* [INSTRUCTION]
Go through the data below. Pull out every line that has the word "title".

Raw records
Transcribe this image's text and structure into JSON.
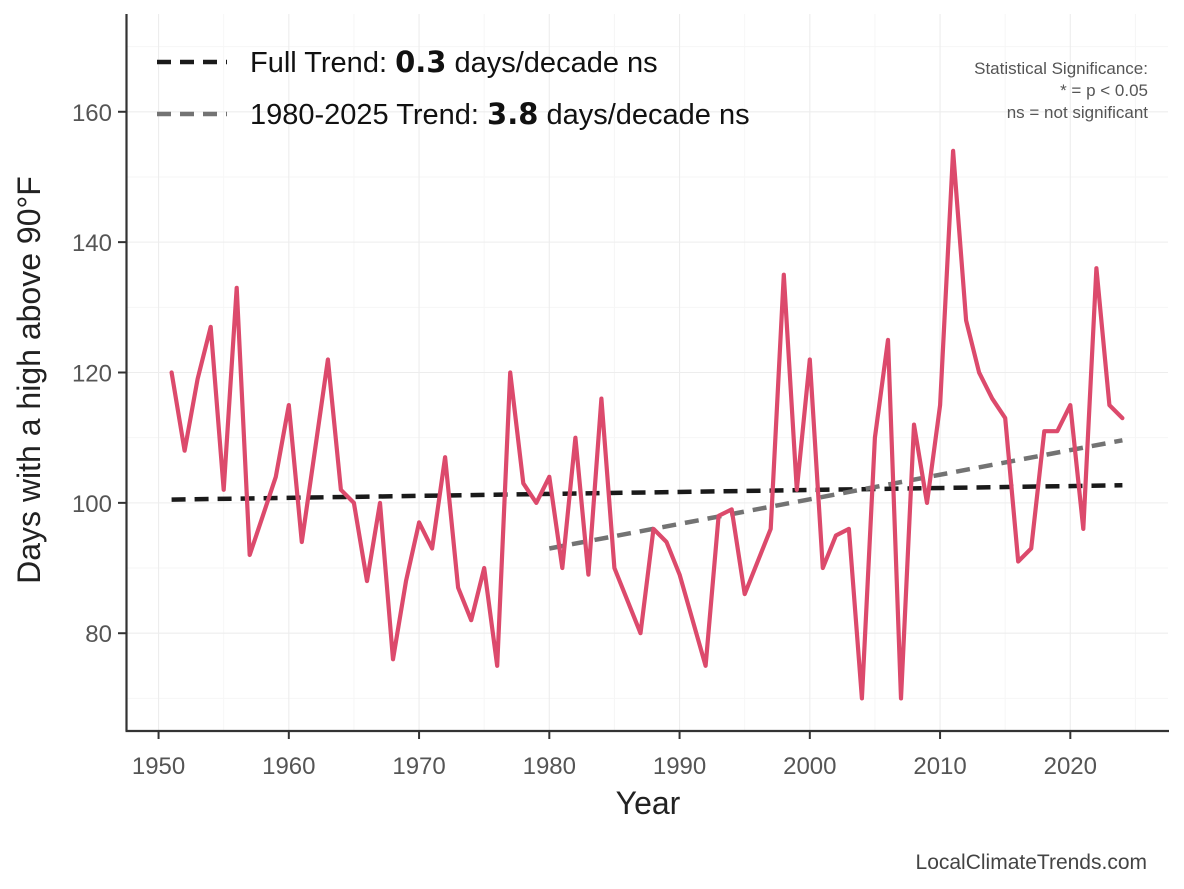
{
  "chart_data": {
    "type": "line",
    "title": "",
    "xlabel": "Year",
    "ylabel": "Days with a high above 90°F",
    "xlim": [
      1947.5,
      2027.5
    ],
    "ylim": [
      65,
      175
    ],
    "xticks": [
      1950,
      1960,
      1970,
      1980,
      1990,
      2000,
      2010,
      2020
    ],
    "yticks": [
      80,
      100,
      120,
      140,
      160
    ],
    "grid": true,
    "legend_position": "top-left",
    "series": [
      {
        "name": "Days with a high above 90°F",
        "color": "#dc4a6c",
        "x": [
          1951,
          1952,
          1953,
          1954,
          1955,
          1956,
          1957,
          1958,
          1959,
          1960,
          1961,
          1962,
          1963,
          1964,
          1965,
          1966,
          1967,
          1968,
          1969,
          1970,
          1971,
          1972,
          1973,
          1974,
          1975,
          1976,
          1977,
          1978,
          1979,
          1980,
          1981,
          1982,
          1983,
          1984,
          1985,
          1986,
          1987,
          1988,
          1989,
          1990,
          1991,
          1992,
          1993,
          1994,
          1995,
          1996,
          1997,
          1998,
          1999,
          2000,
          2001,
          2002,
          2003,
          2004,
          2005,
          2006,
          2007,
          2008,
          2009,
          2010,
          2011,
          2012,
          2013,
          2014,
          2015,
          2016,
          2017,
          2018,
          2019,
          2020,
          2021,
          2022,
          2023,
          2024
        ],
        "values": [
          120,
          108,
          119,
          127,
          102,
          133,
          92,
          98,
          104,
          115,
          94,
          108,
          122,
          102,
          100,
          88,
          100,
          76,
          88,
          97,
          93,
          107,
          87,
          82,
          90,
          75,
          120,
          103,
          100,
          104,
          90,
          110,
          89,
          116,
          90,
          85,
          80,
          96,
          94,
          89,
          82,
          75,
          98,
          99,
          86,
          91,
          96,
          135,
          102,
          122,
          90,
          95,
          96,
          70,
          110,
          125,
          70,
          112,
          100,
          115,
          154,
          128,
          120,
          116,
          113,
          91,
          93,
          111,
          111,
          115,
          96,
          136,
          115,
          113
        ]
      }
    ],
    "trends": [
      {
        "name": "Full Trend",
        "color": "#1a1a1a",
        "x": [
          1951,
          2024
        ],
        "y": [
          100.5,
          102.7
        ],
        "label_prefix": "Full Trend: ",
        "label_value": "0.3",
        "label_suffix": " days/decade ns"
      },
      {
        "name": "1980-2025 Trend",
        "color": "#737373",
        "x": [
          1980,
          2024
        ],
        "y": [
          93.0,
          109.6
        ],
        "label_prefix": "1980-2025 Trend: ",
        "label_value": "3.8",
        "label_suffix": " days/decade ns"
      }
    ],
    "significance_note": [
      "Statistical Significance:",
      "* = p < 0.05",
      "ns = not significant"
    ],
    "source": "LocalClimateTrends.com"
  }
}
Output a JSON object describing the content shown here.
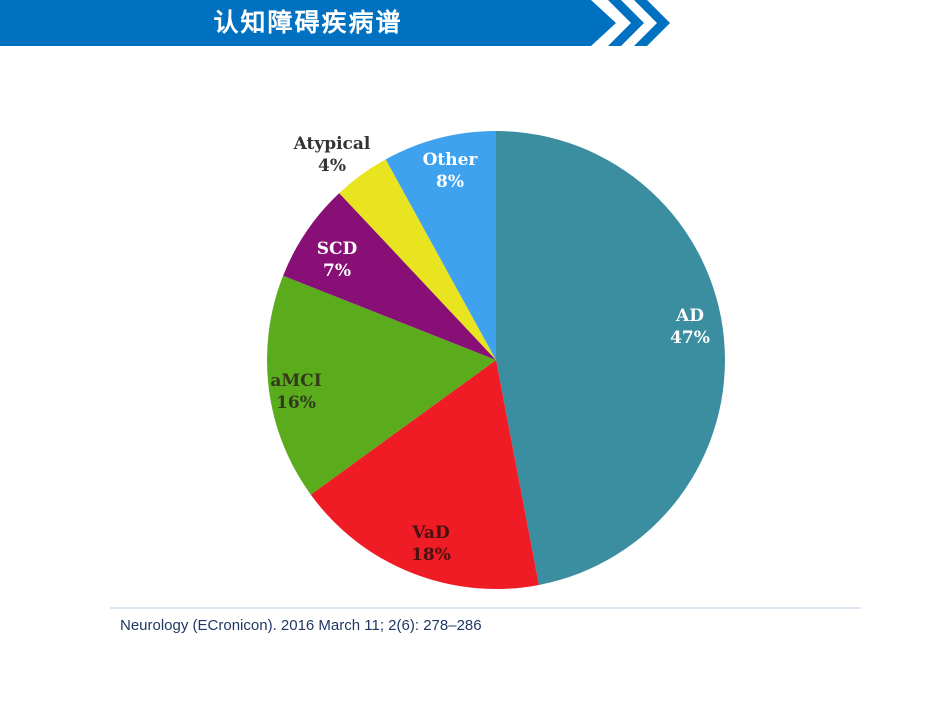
{
  "header": {
    "title": "认知障碍疾病谱",
    "bar_color": "#0070C0",
    "chevron_color": "#0070C0"
  },
  "chart_data": {
    "type": "pie",
    "title": "",
    "start_angle_deg": 0,
    "direction": "clockwise",
    "legend_position": "none",
    "slices": [
      {
        "label": "AD",
        "value": 47,
        "display": "47%",
        "color": "#3B8DA0",
        "label_color": "#FFFFFF"
      },
      {
        "label": "VaD",
        "value": 18,
        "display": "18%",
        "color": "#EF1C26",
        "label_color": "#47120F"
      },
      {
        "label": "aMCI",
        "value": 16,
        "display": "16%",
        "color": "#5AAC1C",
        "label_color": "#32391C"
      },
      {
        "label": "SCD",
        "value": 7,
        "display": "7%",
        "color": "#870F75",
        "label_color": "#FFFFFF"
      },
      {
        "label": "Atypical",
        "value": 4,
        "display": "4%",
        "color": "#E8E420",
        "label_color": "#333333"
      },
      {
        "label": "Other",
        "value": 8,
        "display": "8%",
        "color": "#3FA2EF",
        "label_color": "#FFFFFF"
      }
    ]
  },
  "citation": {
    "text": "Neurology (ECronicon). 2016 March 11; 2(6): 278–286",
    "color": "#1F3864"
  }
}
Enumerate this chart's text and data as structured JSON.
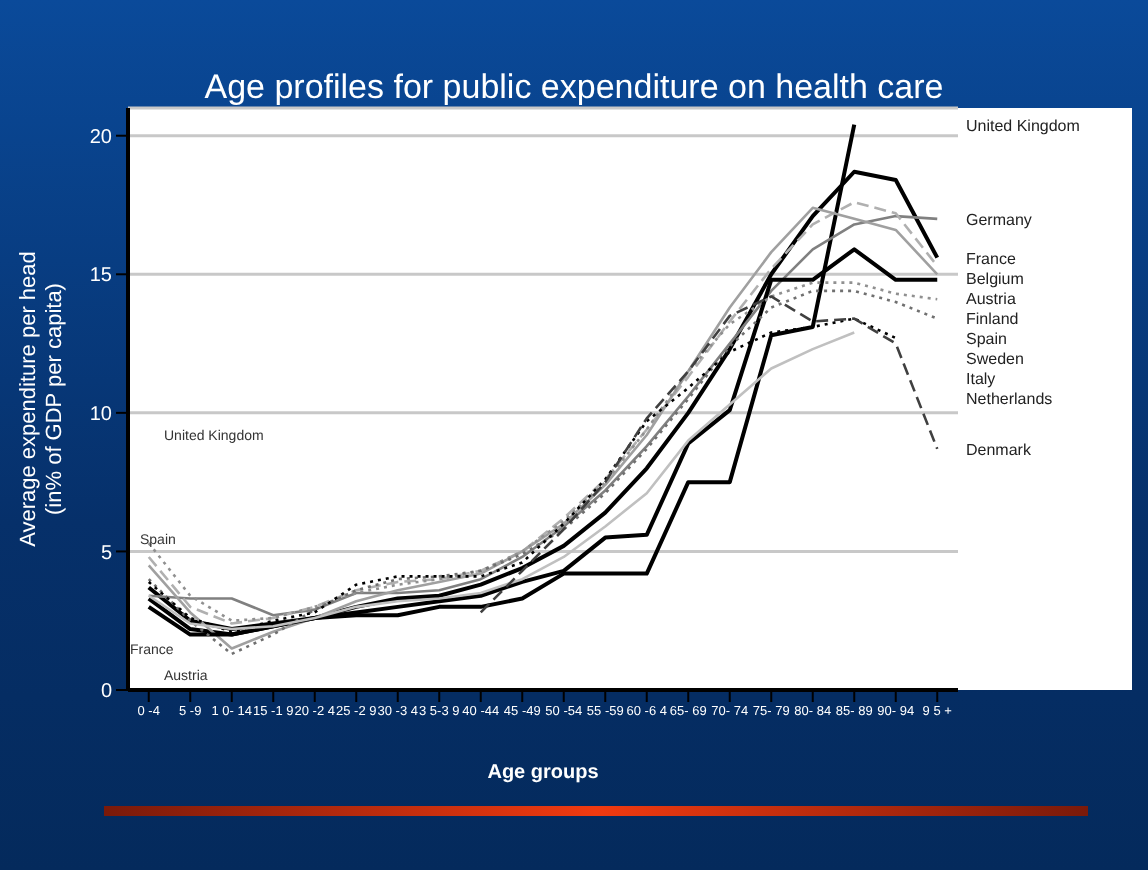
{
  "chart_data": {
    "type": "line",
    "title": "Age profiles for public expenditure on health care",
    "xlabel": "Age groups",
    "ylabel": "Average expenditure per head\n(in% of GDP per capita)",
    "categories": [
      "0 -4",
      "5 -9",
      "1 0- 14",
      "15 -1 9",
      "20 -2 4",
      "25 -2 9",
      "30 -3 4",
      "3 5-3 9",
      "40 -44",
      "45 -49",
      "50 -54",
      "55 -59",
      "60 -6 4",
      "65- 69",
      "70- 74",
      "75- 79",
      "80- 84",
      "85- 89",
      "90- 94",
      "9 5 +"
    ],
    "ylim": [
      0,
      21
    ],
    "yticks": [
      0,
      5,
      10,
      15,
      20
    ],
    "grid": "y",
    "legend": false,
    "series": [
      {
        "name": "United Kingdom",
        "color": "#000000",
        "line_style": "solid",
        "values": [
          3.3,
          2.2,
          2.0,
          2.3,
          2.6,
          2.7,
          2.7,
          3.0,
          3.0,
          3.3,
          4.2,
          4.2,
          4.2,
          7.5,
          7.5,
          12.8,
          13.1,
          20.4,
          null,
          null
        ]
      },
      {
        "name": "France",
        "color": "#000000",
        "line_style": "solid",
        "values": [
          3.7,
          2.5,
          2.2,
          2.4,
          2.6,
          3.0,
          3.3,
          3.4,
          3.8,
          4.4,
          5.2,
          6.4,
          8.0,
          10.0,
          12.3,
          15.0,
          17.1,
          18.7,
          18.4,
          15.6
        ]
      },
      {
        "name": "Germany",
        "color": "#808080",
        "line_style": "solid",
        "values": [
          3.4,
          3.3,
          3.3,
          2.7,
          2.9,
          3.5,
          3.5,
          3.6,
          4.0,
          4.8,
          5.9,
          7.2,
          8.8,
          10.6,
          12.5,
          14.4,
          15.9,
          16.8,
          17.1,
          17.0
        ]
      },
      {
        "name": "Belgium",
        "color": "#b0b0b0",
        "line_style": "dashed",
        "values": [
          4.8,
          3.0,
          2.4,
          2.6,
          3.0,
          3.6,
          3.9,
          4.0,
          4.3,
          5.0,
          6.2,
          7.6,
          9.4,
          11.3,
          13.3,
          15.2,
          16.8,
          17.6,
          17.2,
          15.3
        ]
      },
      {
        "name": "Austria",
        "color": "#a0a0a0",
        "line_style": "solid",
        "values": [
          4.5,
          2.8,
          1.5,
          2.1,
          2.6,
          3.2,
          3.6,
          3.9,
          4.2,
          5.0,
          6.0,
          7.4,
          9.2,
          11.5,
          13.8,
          15.8,
          17.4,
          17.0,
          16.6,
          15.0
        ]
      },
      {
        "name": "Finland",
        "color": "#000000",
        "line_style": "solid",
        "values": [
          3.0,
          2.0,
          2.0,
          2.3,
          2.6,
          2.8,
          3.0,
          3.2,
          3.4,
          3.9,
          4.3,
          5.5,
          5.6,
          8.9,
          10.1,
          14.8,
          14.8,
          15.9,
          14.8,
          14.8
        ]
      },
      {
        "name": "Spain",
        "color": "#909090",
        "line_style": "dotted",
        "values": [
          5.3,
          3.4,
          2.5,
          2.6,
          3.0,
          3.5,
          3.8,
          4.0,
          4.3,
          5.0,
          6.1,
          7.5,
          9.4,
          11.5,
          13.2,
          14.2,
          14.7,
          14.7,
          14.3,
          14.1
        ]
      },
      {
        "name": "Sweden",
        "color": "#707070",
        "line_style": "dotted",
        "values": [
          4.0,
          2.5,
          1.3,
          2.0,
          2.9,
          3.6,
          4.0,
          4.1,
          4.3,
          4.9,
          5.8,
          7.1,
          8.7,
          10.5,
          12.4,
          13.8,
          14.4,
          14.4,
          14.0,
          13.4
        ]
      },
      {
        "name": "Netherlands",
        "color": "#000000",
        "line_style": "dotted",
        "values": [
          3.9,
          2.6,
          2.1,
          2.5,
          2.8,
          3.8,
          4.1,
          4.1,
          4.1,
          4.6,
          6.0,
          7.6,
          9.7,
          10.9,
          12.2,
          12.9,
          13.1,
          13.4,
          12.7,
          null
        ]
      },
      {
        "name": "Italy",
        "color": "#c0c0c0",
        "line_style": "solid",
        "values": [
          3.4,
          2.4,
          2.2,
          2.3,
          2.6,
          3.0,
          3.2,
          3.3,
          3.5,
          4.0,
          4.8,
          5.9,
          7.1,
          9.0,
          10.3,
          11.6,
          12.3,
          12.9,
          null,
          null
        ]
      },
      {
        "name": "Denmark",
        "color": "#404040",
        "line_style": "dashed",
        "values": [
          null,
          null,
          null,
          null,
          null,
          null,
          null,
          null,
          2.8,
          4.3,
          5.8,
          7.5,
          9.8,
          11.5,
          13.5,
          14.2,
          13.3,
          13.4,
          12.5,
          8.7
        ]
      }
    ],
    "annotations": [
      "United Kingdom",
      "Spain",
      "France",
      "Austria"
    ]
  }
}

* [EXPECTED ANSWER]
    "title": "",
    "title": "认知障碍疾病谱",
    "title": "",
    "title": "Age profiles for public expenditure on health care",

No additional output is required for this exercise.